- [GIVEN TASK] Separate out the lines that hold "color".

# RECORDED INFORMATION start

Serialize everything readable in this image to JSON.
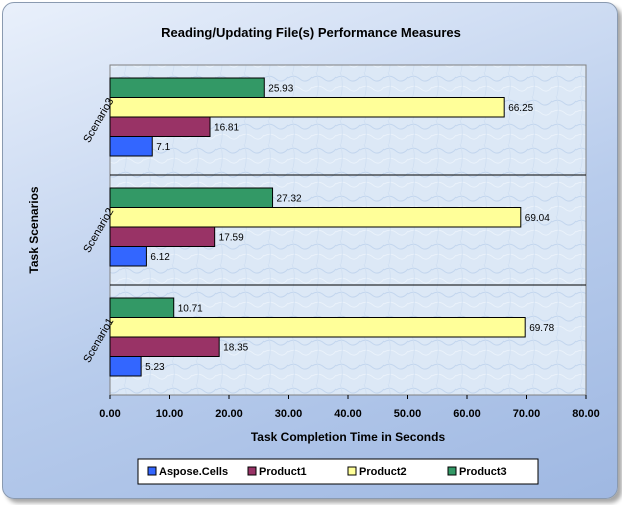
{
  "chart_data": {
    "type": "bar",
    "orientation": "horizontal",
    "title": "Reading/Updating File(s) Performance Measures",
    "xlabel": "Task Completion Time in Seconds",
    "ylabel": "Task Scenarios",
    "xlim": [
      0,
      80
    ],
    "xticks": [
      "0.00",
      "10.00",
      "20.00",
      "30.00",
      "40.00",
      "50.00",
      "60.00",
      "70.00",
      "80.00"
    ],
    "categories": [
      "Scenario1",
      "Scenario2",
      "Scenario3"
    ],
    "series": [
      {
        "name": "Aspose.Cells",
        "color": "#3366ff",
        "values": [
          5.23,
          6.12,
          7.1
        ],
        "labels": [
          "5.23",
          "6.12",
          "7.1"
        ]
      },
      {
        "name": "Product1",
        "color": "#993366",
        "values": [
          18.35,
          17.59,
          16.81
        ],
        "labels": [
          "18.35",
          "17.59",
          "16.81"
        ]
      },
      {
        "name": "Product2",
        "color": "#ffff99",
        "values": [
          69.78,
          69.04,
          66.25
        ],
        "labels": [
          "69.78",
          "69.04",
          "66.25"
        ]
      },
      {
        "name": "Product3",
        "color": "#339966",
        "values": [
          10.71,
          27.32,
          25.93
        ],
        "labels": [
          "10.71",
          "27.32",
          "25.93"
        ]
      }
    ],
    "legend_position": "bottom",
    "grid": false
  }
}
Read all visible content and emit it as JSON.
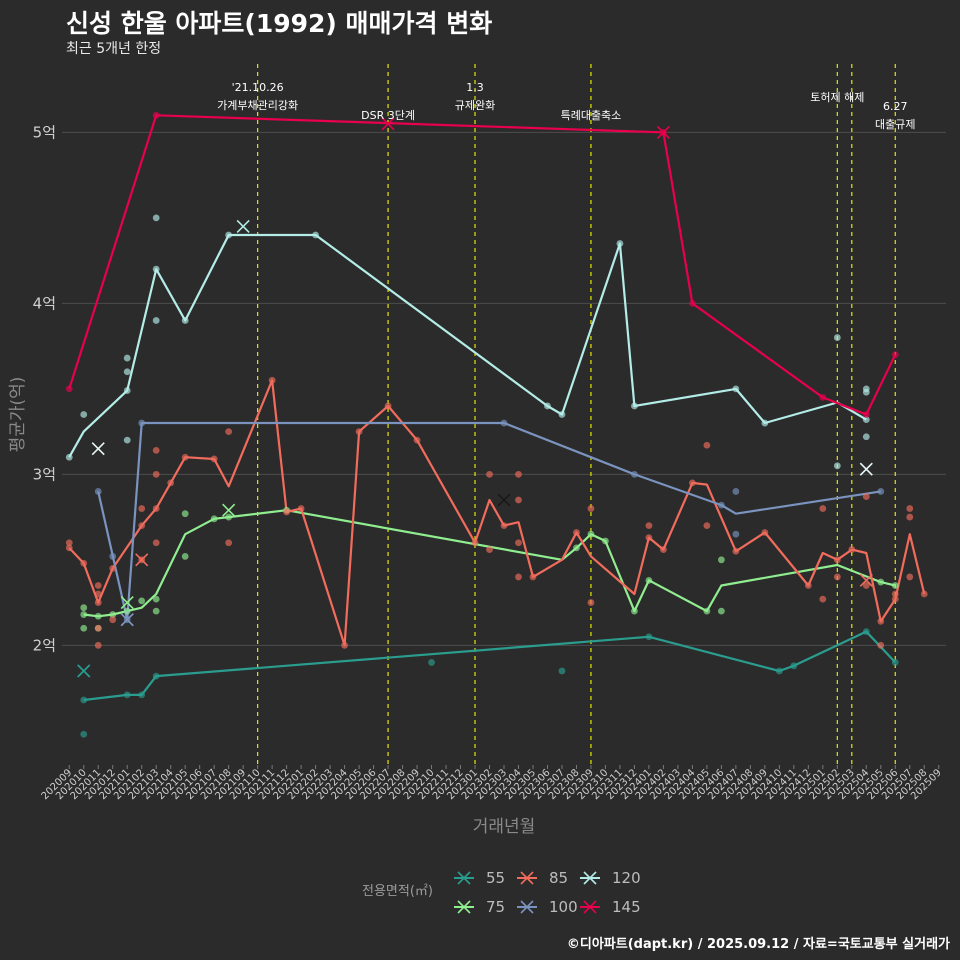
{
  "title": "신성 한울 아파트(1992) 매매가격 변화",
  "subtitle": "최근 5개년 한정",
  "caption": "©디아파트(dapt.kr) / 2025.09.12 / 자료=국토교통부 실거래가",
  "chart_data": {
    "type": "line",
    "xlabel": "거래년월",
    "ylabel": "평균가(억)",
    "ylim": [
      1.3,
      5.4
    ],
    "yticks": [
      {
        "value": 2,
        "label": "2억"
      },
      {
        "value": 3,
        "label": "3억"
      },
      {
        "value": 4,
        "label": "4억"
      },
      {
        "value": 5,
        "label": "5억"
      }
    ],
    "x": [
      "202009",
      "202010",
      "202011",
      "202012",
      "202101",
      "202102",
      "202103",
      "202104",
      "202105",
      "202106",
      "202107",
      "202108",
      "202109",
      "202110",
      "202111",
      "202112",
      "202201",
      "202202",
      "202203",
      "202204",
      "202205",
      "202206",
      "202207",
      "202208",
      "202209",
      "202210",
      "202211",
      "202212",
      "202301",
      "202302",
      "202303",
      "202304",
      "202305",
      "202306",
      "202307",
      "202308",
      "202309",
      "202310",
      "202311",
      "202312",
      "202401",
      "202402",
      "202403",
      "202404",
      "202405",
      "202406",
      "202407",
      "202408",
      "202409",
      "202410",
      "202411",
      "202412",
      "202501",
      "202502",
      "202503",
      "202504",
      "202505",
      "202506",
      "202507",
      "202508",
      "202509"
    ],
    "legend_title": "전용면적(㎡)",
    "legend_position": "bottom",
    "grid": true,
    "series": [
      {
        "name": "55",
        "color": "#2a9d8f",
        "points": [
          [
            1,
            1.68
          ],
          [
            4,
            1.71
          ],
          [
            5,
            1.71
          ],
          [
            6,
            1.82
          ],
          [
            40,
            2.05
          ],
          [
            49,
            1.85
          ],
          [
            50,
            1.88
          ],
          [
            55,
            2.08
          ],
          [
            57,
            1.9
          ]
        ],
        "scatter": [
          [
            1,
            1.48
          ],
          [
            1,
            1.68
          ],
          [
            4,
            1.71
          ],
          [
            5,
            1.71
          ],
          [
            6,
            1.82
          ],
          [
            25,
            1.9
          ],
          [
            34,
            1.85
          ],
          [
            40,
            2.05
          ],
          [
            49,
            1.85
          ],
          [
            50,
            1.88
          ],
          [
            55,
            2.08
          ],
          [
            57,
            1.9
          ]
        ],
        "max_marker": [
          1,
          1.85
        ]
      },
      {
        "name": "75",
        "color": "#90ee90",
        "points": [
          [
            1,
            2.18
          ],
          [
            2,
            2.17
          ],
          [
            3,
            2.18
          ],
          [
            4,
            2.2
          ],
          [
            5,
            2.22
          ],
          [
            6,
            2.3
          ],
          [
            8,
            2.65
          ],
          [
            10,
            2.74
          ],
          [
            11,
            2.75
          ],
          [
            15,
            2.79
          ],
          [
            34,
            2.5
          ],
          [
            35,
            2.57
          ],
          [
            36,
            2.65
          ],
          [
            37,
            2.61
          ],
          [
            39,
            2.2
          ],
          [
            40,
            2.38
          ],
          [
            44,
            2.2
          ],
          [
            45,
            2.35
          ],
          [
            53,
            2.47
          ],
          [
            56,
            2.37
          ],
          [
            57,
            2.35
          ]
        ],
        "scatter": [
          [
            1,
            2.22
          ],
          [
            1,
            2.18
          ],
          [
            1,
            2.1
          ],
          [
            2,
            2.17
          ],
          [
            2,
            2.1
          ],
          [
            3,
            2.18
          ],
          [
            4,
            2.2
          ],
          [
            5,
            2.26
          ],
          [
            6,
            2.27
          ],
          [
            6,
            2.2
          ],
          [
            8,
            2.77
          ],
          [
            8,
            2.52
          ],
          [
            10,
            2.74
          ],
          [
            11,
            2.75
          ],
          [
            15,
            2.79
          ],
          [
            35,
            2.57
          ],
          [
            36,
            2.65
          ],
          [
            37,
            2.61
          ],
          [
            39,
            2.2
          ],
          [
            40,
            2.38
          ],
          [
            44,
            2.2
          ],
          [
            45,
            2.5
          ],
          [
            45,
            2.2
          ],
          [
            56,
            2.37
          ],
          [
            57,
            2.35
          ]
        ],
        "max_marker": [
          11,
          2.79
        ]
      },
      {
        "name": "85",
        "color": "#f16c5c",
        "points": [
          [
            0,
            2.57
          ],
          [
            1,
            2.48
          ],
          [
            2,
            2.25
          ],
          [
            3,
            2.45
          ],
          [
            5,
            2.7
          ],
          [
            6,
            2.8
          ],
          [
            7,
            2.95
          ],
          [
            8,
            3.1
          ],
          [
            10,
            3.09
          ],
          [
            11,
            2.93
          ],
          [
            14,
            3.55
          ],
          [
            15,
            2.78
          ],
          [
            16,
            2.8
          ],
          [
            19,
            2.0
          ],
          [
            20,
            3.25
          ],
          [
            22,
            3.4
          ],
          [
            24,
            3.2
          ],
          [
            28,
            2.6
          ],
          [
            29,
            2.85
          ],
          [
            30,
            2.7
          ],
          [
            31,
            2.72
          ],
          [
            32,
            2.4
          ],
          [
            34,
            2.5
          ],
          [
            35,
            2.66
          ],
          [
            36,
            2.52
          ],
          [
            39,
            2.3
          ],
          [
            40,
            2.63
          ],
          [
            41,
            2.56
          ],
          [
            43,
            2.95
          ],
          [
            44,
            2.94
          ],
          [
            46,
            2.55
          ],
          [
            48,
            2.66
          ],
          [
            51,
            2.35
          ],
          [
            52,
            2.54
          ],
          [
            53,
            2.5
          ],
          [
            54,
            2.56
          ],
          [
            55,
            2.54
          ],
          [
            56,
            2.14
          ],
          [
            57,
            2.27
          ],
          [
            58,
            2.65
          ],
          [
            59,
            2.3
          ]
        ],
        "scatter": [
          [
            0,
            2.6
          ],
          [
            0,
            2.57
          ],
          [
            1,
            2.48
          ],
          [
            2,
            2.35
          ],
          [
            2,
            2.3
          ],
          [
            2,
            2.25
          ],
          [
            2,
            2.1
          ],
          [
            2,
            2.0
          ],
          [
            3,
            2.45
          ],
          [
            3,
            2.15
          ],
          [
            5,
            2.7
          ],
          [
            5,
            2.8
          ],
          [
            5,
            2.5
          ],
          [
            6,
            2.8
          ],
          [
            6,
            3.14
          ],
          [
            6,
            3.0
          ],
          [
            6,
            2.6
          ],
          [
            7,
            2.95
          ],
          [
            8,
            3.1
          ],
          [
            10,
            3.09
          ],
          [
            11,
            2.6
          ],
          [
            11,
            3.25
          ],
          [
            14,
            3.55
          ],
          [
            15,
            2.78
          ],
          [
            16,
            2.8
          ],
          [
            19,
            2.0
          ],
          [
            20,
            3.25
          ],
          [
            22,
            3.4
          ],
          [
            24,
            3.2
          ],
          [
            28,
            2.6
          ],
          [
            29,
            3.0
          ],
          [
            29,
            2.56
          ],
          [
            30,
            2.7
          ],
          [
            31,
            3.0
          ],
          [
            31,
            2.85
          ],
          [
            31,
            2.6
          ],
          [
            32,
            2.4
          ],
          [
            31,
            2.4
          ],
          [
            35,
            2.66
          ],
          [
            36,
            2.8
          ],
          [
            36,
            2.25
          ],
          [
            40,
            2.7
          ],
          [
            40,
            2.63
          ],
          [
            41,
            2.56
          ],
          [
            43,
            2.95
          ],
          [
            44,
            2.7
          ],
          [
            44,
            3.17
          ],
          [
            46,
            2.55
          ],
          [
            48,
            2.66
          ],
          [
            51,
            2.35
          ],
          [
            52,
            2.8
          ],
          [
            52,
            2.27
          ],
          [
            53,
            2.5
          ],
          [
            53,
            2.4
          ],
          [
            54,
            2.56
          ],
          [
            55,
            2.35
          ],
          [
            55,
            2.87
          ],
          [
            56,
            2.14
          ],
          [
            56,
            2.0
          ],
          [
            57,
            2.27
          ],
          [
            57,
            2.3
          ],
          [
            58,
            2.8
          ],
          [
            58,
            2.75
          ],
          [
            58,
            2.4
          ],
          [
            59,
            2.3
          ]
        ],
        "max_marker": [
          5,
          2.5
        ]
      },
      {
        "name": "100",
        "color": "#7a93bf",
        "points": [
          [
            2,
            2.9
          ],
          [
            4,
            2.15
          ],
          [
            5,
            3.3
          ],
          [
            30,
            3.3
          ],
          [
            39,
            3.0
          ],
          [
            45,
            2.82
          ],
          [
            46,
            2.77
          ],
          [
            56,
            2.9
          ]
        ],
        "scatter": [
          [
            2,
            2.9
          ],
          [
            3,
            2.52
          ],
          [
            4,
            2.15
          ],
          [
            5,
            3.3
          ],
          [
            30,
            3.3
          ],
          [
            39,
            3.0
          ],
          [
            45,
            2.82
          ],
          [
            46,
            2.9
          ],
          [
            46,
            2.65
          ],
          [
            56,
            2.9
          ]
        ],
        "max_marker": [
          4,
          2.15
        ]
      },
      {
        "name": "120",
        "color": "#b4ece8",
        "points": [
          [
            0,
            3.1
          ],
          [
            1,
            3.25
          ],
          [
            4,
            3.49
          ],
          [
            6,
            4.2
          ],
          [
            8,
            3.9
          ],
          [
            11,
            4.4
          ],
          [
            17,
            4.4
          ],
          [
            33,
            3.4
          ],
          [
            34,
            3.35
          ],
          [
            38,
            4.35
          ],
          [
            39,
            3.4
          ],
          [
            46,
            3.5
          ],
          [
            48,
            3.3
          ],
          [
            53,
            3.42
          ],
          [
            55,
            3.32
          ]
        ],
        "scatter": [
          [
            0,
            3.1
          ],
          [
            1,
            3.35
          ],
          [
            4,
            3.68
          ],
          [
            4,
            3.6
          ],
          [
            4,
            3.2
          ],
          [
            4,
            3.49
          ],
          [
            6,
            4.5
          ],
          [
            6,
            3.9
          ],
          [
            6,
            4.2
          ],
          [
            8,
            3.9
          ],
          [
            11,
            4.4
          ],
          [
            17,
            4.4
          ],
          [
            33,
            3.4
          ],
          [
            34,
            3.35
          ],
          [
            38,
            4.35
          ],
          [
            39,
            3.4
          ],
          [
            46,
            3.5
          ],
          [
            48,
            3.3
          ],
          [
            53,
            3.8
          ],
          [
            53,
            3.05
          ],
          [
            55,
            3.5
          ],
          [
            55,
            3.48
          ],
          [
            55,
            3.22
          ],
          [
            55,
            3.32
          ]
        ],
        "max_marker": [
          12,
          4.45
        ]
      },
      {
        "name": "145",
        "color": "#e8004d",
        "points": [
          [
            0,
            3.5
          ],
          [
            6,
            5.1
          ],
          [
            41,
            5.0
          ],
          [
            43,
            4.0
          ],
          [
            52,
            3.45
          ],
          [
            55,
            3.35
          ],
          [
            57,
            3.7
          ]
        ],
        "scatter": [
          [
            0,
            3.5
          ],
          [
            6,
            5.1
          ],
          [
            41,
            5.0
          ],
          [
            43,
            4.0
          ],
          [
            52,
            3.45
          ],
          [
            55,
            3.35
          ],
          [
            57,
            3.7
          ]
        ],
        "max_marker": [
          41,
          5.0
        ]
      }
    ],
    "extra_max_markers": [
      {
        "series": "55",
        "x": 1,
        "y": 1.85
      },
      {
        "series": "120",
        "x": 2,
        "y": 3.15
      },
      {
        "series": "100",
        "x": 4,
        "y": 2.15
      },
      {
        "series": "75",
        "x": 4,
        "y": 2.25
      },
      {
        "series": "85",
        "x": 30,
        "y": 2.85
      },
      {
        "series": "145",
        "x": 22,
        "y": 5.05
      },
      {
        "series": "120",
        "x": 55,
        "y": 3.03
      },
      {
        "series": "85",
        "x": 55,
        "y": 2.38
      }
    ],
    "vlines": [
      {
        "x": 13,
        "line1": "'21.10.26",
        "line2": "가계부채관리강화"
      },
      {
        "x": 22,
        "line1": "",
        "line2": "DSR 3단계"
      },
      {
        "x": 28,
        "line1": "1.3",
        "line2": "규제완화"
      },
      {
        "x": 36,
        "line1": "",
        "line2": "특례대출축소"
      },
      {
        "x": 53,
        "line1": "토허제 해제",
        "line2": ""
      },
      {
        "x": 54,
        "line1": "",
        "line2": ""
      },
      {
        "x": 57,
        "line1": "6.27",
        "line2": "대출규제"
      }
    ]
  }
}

# RECORDED INFORMATION end

- [SOLUTION FOR THIS PROBLEM]
        "color": "#3366ff",
        "color": "#993366",
        "color": "#ffff99",
        "color": "#339966",
        "color": "#2a9d8f",
        "color": "#90ee90",
        "color": "#f16c5c",
        "color": "#7a93bf",
        "color": "#b4ece8",
        "color": "#e8004d",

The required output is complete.